SHORT PROBLEM
Where a line of the material contains the string "Warte", copy that line.

DATA TO USE
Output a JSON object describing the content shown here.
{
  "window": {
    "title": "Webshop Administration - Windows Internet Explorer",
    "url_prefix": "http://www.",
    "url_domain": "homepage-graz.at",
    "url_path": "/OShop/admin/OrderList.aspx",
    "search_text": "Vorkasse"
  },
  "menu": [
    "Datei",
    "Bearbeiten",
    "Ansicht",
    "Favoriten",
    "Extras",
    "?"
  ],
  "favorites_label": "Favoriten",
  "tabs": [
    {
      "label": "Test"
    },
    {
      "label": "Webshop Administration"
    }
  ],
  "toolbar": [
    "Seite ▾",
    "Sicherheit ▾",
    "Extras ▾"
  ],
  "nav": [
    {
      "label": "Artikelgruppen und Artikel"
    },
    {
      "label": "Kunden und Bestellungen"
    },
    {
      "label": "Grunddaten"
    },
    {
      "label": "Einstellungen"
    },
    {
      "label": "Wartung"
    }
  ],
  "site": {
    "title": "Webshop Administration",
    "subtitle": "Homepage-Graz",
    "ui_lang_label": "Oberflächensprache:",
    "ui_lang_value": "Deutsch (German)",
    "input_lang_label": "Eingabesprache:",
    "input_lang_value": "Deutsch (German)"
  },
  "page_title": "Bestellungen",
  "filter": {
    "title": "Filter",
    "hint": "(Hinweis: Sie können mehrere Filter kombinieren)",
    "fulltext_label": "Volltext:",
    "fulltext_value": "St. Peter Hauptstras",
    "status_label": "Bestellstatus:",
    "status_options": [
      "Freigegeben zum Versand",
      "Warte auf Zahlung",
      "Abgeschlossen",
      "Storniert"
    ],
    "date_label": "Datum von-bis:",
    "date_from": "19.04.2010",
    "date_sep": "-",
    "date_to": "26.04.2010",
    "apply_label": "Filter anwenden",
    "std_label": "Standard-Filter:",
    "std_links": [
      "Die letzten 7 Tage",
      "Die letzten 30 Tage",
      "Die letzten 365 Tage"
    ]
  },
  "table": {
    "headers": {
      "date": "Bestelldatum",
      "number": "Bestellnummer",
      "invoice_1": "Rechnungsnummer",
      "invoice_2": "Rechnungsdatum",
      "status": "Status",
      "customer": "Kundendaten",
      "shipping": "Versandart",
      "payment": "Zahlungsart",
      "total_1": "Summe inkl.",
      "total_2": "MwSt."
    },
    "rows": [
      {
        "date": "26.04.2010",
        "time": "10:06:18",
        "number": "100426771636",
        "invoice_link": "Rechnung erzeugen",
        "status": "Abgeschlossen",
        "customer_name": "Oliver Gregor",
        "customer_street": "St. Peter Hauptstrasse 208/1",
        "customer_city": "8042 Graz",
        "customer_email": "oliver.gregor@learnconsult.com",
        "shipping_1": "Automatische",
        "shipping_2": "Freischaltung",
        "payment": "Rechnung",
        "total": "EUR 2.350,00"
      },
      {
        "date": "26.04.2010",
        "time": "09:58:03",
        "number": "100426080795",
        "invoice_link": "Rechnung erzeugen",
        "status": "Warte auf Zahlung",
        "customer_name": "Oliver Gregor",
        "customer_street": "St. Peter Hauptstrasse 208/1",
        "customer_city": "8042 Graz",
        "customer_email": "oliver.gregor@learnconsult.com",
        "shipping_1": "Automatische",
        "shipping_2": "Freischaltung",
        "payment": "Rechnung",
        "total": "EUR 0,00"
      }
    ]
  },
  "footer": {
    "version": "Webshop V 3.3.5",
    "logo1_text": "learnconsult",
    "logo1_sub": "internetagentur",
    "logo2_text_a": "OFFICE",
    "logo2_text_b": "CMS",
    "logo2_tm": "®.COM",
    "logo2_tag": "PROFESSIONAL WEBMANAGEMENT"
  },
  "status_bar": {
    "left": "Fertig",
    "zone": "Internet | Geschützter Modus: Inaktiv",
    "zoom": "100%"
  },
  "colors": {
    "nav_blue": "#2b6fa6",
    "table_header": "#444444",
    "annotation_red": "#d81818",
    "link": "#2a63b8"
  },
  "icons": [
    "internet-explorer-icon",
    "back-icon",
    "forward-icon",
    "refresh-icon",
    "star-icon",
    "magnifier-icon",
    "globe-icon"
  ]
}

RESPONSE TO THE EXERCISE
      "Warte auf Zahlung",
        "status": "Warte auf Zahlung",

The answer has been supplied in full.